### EXERCISE DETAILS
Give a verbatim copy of the lines below, minus the pictures.

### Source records
* Begin *

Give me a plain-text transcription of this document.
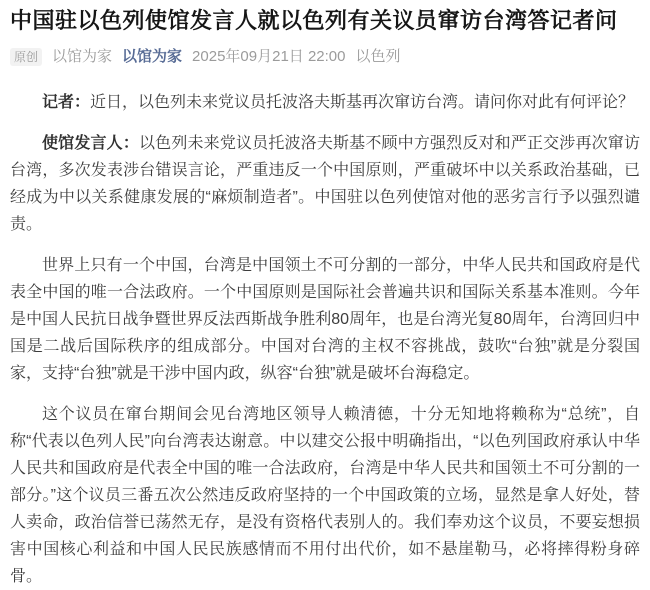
中国驻以色列使馆发言人就以色列有关议员窜访台湾答记者问
原创 以馆为家 以馆为家 2025年09月21日 22:00 以色列

记者：近日，以色列未来党议员托波洛夫斯基再次窜访台湾。请问你对此有何评论？

使馆发言人：以色列未来党议员托波洛夫斯基不顾中方强烈反对和严正交涉再次窜访台湾，多次发表涉台错误言论，严重违反一个中国原则，严重破坏中以关系政治基础，已经成为中以关系健康发展的“麻烦制造者”。中国驻以色列使馆对他的恶劣言行予以强烈谴责。

世界上只有一个中国，台湾是中国领土不可分割的一部分，中华人民共和国政府是代表全中国的唯一合法政府。一个中国原则是国际社会普遍共识和国际关系基本准则。今年是中国人民抗日战争暨世界反法西斯战争胜利80周年，也是台湾光复80周年，台湾回归中国是二战后国际秩序的组成部分。中国对台湾的主权不容挑战，鼓吹“台独”就是分裂国家，支持“台独”就是干涉中国内政，纵容“台独”就是破坏台海稳定。

这个议员在窜台期间会见台湾地区领导人赖清德，十分无知地将赖称为“总统”，自称“代表以色列人民”向台湾表达谢意。中以建交公报中明确指出，“以色列国政府承认中华人民共和国政府是代表全中国的唯一合法政府，台湾是中华人民共和国领土不可分割的一部分。”这个议员三番五次公然违反政府坚持的一个中国政策的立场，显然是拿人好处，替人卖命，政治信誉已荡然无存，是没有资格代表别人的。我们奉劝这个议员，不要妄想损害中国核心利益和中国人民民族感情而不用付出代价，如不悬崖勒马，必将摔得粉身碎骨。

* End *

### RESULT OF THIS TASK
Give me a plain-text transcription of this document.
中国驻以色列使馆发言人就以色列有关议员窜访台湾答记者问
原创 以馆为家 以馆为家 2025年09月21日 22:00 以色列

记者：近日，以色列未来党议员托波洛夫斯基再次窜访台湾。请问你对此有何评论？

使馆发言人：以色列未来党议员托波洛夫斯基不顾中方强烈反对和严正交涉再次窜访台湾，多次发表涉台错误言论，严重违反一个中国原则，严重破坏中以关系政治基础，已经成为中以关系健康发展的“麻烦制造者”。中国驻以色列使馆对他的恶劣言行予以强烈谴责。

世界上只有一个中国，台湾是中国领土不可分割的一部分，中华人民共和国政府是代表全中国的唯一合法政府。一个中国原则是国际社会普遍共识和国际关系基本准则。今年是中国人民抗日战争暨世界反法西斯战争胜利80周年，也是台湾光复80周年，台湾回归中国是二战后国际秩序的组成部分。中国对台湾的主权不容挑战，鼓吹“台独”就是分裂国家，支持“台独”就是干涉中国内政，纵容“台独”就是破坏台海稳定。

这个议员在窜台期间会见台湾地区领导人赖清德，十分无知地将赖称为“总统”，自称“代表以色列人民”向台湾表达谢意。中以建交公报中明确指出，“以色列国政府承认中华人民共和国政府是代表全中国的唯一合法政府，台湾是中华人民共和国领土不可分割的一部分。”这个议员三番五次公然违反政府坚持的一个中国政策的立场，显然是拿人好处，替人卖命，政治信誉已荡然无存，是没有资格代表别人的。我们奉劝这个议员，不要妄想损害中国核心利益和中国人民民族感情而不用付出代价，如不悬崖勒马，必将摔得粉身碎骨。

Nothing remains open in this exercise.